▶ _Records shown_
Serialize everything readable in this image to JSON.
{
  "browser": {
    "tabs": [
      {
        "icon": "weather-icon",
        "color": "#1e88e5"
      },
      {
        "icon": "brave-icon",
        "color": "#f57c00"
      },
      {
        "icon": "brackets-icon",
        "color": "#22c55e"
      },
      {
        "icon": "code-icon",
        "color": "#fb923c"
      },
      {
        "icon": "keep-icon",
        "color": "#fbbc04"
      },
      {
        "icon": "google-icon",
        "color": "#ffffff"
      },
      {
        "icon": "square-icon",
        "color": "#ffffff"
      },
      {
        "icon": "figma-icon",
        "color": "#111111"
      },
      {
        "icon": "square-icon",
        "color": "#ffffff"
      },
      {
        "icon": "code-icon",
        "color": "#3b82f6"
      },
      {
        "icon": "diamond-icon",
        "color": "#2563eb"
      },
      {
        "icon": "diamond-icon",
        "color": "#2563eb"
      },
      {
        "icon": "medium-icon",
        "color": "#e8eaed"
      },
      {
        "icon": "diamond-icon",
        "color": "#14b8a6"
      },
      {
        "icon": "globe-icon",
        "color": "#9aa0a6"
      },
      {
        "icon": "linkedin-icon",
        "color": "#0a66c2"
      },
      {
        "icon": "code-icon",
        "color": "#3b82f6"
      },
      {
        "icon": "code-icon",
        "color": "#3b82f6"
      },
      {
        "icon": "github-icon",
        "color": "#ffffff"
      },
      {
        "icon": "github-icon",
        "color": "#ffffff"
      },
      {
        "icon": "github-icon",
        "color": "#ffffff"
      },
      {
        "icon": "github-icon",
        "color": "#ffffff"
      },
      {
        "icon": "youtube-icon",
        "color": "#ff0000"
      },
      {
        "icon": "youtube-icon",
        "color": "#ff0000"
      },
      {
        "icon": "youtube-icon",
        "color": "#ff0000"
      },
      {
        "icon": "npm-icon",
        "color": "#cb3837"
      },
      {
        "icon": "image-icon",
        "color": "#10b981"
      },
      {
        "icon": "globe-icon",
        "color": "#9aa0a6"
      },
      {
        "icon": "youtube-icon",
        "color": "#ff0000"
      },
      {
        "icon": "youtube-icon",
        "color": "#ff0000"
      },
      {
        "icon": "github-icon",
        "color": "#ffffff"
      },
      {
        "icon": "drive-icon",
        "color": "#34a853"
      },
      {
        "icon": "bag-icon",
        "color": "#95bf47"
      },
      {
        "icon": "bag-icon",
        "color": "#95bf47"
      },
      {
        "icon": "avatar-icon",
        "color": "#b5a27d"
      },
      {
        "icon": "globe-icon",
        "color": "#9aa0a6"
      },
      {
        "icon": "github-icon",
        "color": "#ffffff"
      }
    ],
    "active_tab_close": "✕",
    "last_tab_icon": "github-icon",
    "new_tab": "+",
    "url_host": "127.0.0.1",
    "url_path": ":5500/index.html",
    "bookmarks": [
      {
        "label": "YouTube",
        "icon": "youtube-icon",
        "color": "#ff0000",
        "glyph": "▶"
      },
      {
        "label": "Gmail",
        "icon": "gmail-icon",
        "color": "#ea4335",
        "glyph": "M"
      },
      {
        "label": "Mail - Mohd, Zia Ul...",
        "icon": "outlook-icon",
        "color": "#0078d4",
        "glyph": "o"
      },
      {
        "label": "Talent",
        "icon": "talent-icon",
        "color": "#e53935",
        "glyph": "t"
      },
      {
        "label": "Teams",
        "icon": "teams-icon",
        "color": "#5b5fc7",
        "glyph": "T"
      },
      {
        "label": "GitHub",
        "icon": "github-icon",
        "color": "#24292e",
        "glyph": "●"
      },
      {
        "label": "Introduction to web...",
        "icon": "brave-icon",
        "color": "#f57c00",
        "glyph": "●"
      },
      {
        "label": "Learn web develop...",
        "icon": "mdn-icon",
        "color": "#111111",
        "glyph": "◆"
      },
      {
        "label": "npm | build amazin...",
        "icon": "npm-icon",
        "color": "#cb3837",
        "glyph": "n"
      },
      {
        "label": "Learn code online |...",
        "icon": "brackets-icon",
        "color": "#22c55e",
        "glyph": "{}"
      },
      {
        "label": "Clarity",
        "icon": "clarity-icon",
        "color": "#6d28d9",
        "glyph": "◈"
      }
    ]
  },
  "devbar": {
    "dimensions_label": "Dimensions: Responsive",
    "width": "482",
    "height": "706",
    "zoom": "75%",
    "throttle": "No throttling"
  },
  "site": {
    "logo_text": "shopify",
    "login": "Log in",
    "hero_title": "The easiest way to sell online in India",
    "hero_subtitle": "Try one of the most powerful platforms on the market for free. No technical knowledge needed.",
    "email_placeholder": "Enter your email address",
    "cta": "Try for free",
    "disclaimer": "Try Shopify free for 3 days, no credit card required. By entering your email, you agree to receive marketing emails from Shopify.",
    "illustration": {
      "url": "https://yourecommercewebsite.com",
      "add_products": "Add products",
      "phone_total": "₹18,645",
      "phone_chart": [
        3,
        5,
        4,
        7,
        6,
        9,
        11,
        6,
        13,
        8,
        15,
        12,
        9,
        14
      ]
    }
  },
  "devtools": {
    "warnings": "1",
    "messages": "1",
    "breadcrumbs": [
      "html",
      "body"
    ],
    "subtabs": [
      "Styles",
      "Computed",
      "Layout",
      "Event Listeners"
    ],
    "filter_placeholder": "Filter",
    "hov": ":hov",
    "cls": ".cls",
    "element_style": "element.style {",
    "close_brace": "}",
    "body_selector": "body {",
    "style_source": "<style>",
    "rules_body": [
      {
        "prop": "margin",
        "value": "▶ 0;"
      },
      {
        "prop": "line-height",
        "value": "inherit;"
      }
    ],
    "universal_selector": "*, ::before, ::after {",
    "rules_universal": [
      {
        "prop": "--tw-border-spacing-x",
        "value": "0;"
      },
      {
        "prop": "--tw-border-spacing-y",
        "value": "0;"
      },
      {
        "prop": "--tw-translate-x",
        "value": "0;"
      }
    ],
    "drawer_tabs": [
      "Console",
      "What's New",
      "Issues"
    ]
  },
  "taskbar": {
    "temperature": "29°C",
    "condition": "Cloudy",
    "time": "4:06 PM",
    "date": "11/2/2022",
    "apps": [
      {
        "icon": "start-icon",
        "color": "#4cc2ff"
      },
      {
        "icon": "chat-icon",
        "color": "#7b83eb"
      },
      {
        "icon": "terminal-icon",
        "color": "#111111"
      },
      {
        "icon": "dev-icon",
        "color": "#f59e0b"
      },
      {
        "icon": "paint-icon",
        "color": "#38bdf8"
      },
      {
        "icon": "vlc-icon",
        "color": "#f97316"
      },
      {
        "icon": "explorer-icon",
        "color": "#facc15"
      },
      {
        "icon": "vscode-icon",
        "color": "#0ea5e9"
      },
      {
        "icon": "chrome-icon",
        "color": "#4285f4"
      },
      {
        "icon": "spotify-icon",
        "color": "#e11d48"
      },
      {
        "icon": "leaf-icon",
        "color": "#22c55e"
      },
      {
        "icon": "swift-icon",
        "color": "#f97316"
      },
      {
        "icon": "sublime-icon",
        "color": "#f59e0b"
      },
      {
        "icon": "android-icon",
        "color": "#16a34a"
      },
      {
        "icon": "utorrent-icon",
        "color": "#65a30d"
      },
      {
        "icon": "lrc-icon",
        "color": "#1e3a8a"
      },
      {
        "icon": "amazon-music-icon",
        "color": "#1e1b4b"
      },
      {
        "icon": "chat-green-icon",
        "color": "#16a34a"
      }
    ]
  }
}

▶ _To do_
Repeat the data above, word for word.

▶ _Final answer_
Serialize everything readable in this image to JSON.
{
  "browser": {
    "tabs": [
      {
        "icon": "weather-icon",
        "color": "#1e88e5"
      },
      {
        "icon": "brave-icon",
        "color": "#f57c00"
      },
      {
        "icon": "brackets-icon",
        "color": "#22c55e"
      },
      {
        "icon": "code-icon",
        "color": "#fb923c"
      },
      {
        "icon": "keep-icon",
        "color": "#fbbc04"
      },
      {
        "icon": "google-icon",
        "color": "#ffffff"
      },
      {
        "icon": "square-icon",
        "color": "#ffffff"
      },
      {
        "icon": "figma-icon",
        "color": "#111111"
      },
      {
        "icon": "square-icon",
        "color": "#ffffff"
      },
      {
        "icon": "code-icon",
        "color": "#3b82f6"
      },
      {
        "icon": "diamond-icon",
        "color": "#2563eb"
      },
      {
        "icon": "diamond-icon",
        "color": "#2563eb"
      },
      {
        "icon": "medium-icon",
        "color": "#e8eaed"
      },
      {
        "icon": "diamond-icon",
        "color": "#14b8a6"
      },
      {
        "icon": "globe-icon",
        "color": "#9aa0a6"
      },
      {
        "icon": "linkedin-icon",
        "color": "#0a66c2"
      },
      {
        "icon": "code-icon",
        "color": "#3b82f6"
      },
      {
        "icon": "code-icon",
        "color": "#3b82f6"
      },
      {
        "icon": "github-icon",
        "color": "#ffffff"
      },
      {
        "icon": "github-icon",
        "color": "#ffffff"
      },
      {
        "icon": "github-icon",
        "color": "#ffffff"
      },
      {
        "icon": "github-icon",
        "color": "#ffffff"
      },
      {
        "icon": "youtube-icon",
        "color": "#ff0000"
      },
      {
        "icon": "youtube-icon",
        "color": "#ff0000"
      },
      {
        "icon": "youtube-icon",
        "color": "#ff0000"
      },
      {
        "icon": "npm-icon",
        "color": "#cb3837"
      },
      {
        "icon": "image-icon",
        "color": "#10b981"
      },
      {
        "icon": "globe-icon",
        "color": "#9aa0a6"
      },
      {
        "icon": "youtube-icon",
        "color": "#ff0000"
      },
      {
        "icon": "youtube-icon",
        "color": "#ff0000"
      },
      {
        "icon": "github-icon",
        "color": "#ffffff"
      },
      {
        "icon": "drive-icon",
        "color": "#34a853"
      },
      {
        "icon": "bag-icon",
        "color": "#95bf47"
      },
      {
        "icon": "bag-icon",
        "color": "#95bf47"
      },
      {
        "icon": "avatar-icon",
        "color": "#b5a27d"
      },
      {
        "icon": "globe-icon",
        "color": "#9aa0a6"
      },
      {
        "icon": "github-icon",
        "color": "#ffffff"
      }
    ],
    "active_tab_close": "✕",
    "last_tab_icon": "github-icon",
    "new_tab": "+",
    "url_host": "127.0.0.1",
    "url_path": ":5500/index.html",
    "bookmarks": [
      {
        "label": "YouTube",
        "icon": "youtube-icon",
        "color": "#ff0000",
        "glyph": "▶"
      },
      {
        "label": "Gmail",
        "icon": "gmail-icon",
        "color": "#ea4335",
        "glyph": "M"
      },
      {
        "label": "Mail - Mohd, Zia Ul...",
        "icon": "outlook-icon",
        "color": "#0078d4",
        "glyph": "o"
      },
      {
        "label": "Talent",
        "icon": "talent-icon",
        "color": "#e53935",
        "glyph": "t"
      },
      {
        "label": "Teams",
        "icon": "teams-icon",
        "color": "#5b5fc7",
        "glyph": "T"
      },
      {
        "label": "GitHub",
        "icon": "github-icon",
        "color": "#24292e",
        "glyph": "●"
      },
      {
        "label": "Introduction to web...",
        "icon": "brave-icon",
        "color": "#f57c00",
        "glyph": "●"
      },
      {
        "label": "Learn web develop...",
        "icon": "mdn-icon",
        "color": "#111111",
        "glyph": "◆"
      },
      {
        "label": "npm | build amazin...",
        "icon": "npm-icon",
        "color": "#cb3837",
        "glyph": "n"
      },
      {
        "label": "Learn code online |...",
        "icon": "brackets-icon",
        "color": "#22c55e",
        "glyph": "{}"
      },
      {
        "label": "Clarity",
        "icon": "clarity-icon",
        "color": "#6d28d9",
        "glyph": "◈"
      }
    ]
  },
  "devbar": {
    "dimensions_label": "Dimensions: Responsive",
    "width": "482",
    "height": "706",
    "zoom": "75%",
    "throttle": "No throttling"
  },
  "site": {
    "logo_text": "shopify",
    "login": "Log in",
    "hero_title": "The easiest way to sell online in India",
    "hero_subtitle": "Try one of the most powerful platforms on the market for free. No technical knowledge needed.",
    "email_placeholder": "Enter your email address",
    "cta": "Try for free",
    "disclaimer": "Try Shopify free for 3 days, no credit card required. By entering your email, you agree to receive marketing emails from Shopify.",
    "illustration": {
      "url": "https://yourecommercewebsite.com",
      "add_products": "Add products",
      "phone_total": "₹18,645",
      "phone_chart": [
        3,
        5,
        4,
        7,
        6,
        9,
        11,
        6,
        13,
        8,
        15,
        12,
        9,
        14
      ]
    }
  },
  "devtools": {
    "warnings": "1",
    "messages": "1",
    "breadcrumbs": [
      "html",
      "body"
    ],
    "subtabs": [
      "Styles",
      "Computed",
      "Layout",
      "Event Listeners"
    ],
    "filter_placeholder": "Filter",
    "hov": ":hov",
    "cls": ".cls",
    "element_style": "element.style {",
    "close_brace": "}",
    "body_selector": "body {",
    "style_source": "<style>",
    "rules_body": [
      {
        "prop": "margin",
        "value": "▶ 0;"
      },
      {
        "prop": "line-height",
        "value": "inherit;"
      }
    ],
    "universal_selector": "*, ::before, ::after {",
    "rules_universal": [
      {
        "prop": "--tw-border-spacing-x",
        "value": "0;"
      },
      {
        "prop": "--tw-border-spacing-y",
        "value": "0;"
      },
      {
        "prop": "--tw-translate-x",
        "value": "0;"
      }
    ],
    "drawer_tabs": [
      "Console",
      "What's New",
      "Issues"
    ]
  },
  "taskbar": {
    "temperature": "29°C",
    "condition": "Cloudy",
    "time": "4:06 PM",
    "date": "11/2/2022",
    "apps": [
      {
        "icon": "start-icon",
        "color": "#4cc2ff"
      },
      {
        "icon": "chat-icon",
        "color": "#7b83eb"
      },
      {
        "icon": "terminal-icon",
        "color": "#111111"
      },
      {
        "icon": "dev-icon",
        "color": "#f59e0b"
      },
      {
        "icon": "paint-icon",
        "color": "#38bdf8"
      },
      {
        "icon": "vlc-icon",
        "color": "#f97316"
      },
      {
        "icon": "explorer-icon",
        "color": "#facc15"
      },
      {
        "icon": "vscode-icon",
        "color": "#0ea5e9"
      },
      {
        "icon": "chrome-icon",
        "color": "#4285f4"
      },
      {
        "icon": "spotify-icon",
        "color": "#e11d48"
      },
      {
        "icon": "leaf-icon",
        "color": "#22c55e"
      },
      {
        "icon": "swift-icon",
        "color": "#f97316"
      },
      {
        "icon": "sublime-icon",
        "color": "#f59e0b"
      },
      {
        "icon": "android-icon",
        "color": "#16a34a"
      },
      {
        "icon": "utorrent-icon",
        "color": "#65a30d"
      },
      {
        "icon": "lrc-icon",
        "color": "#1e3a8a"
      },
      {
        "icon": "amazon-music-icon",
        "color": "#1e1b4b"
      },
      {
        "icon": "chat-green-icon",
        "color": "#16a34a"
      }
    ]
  }
}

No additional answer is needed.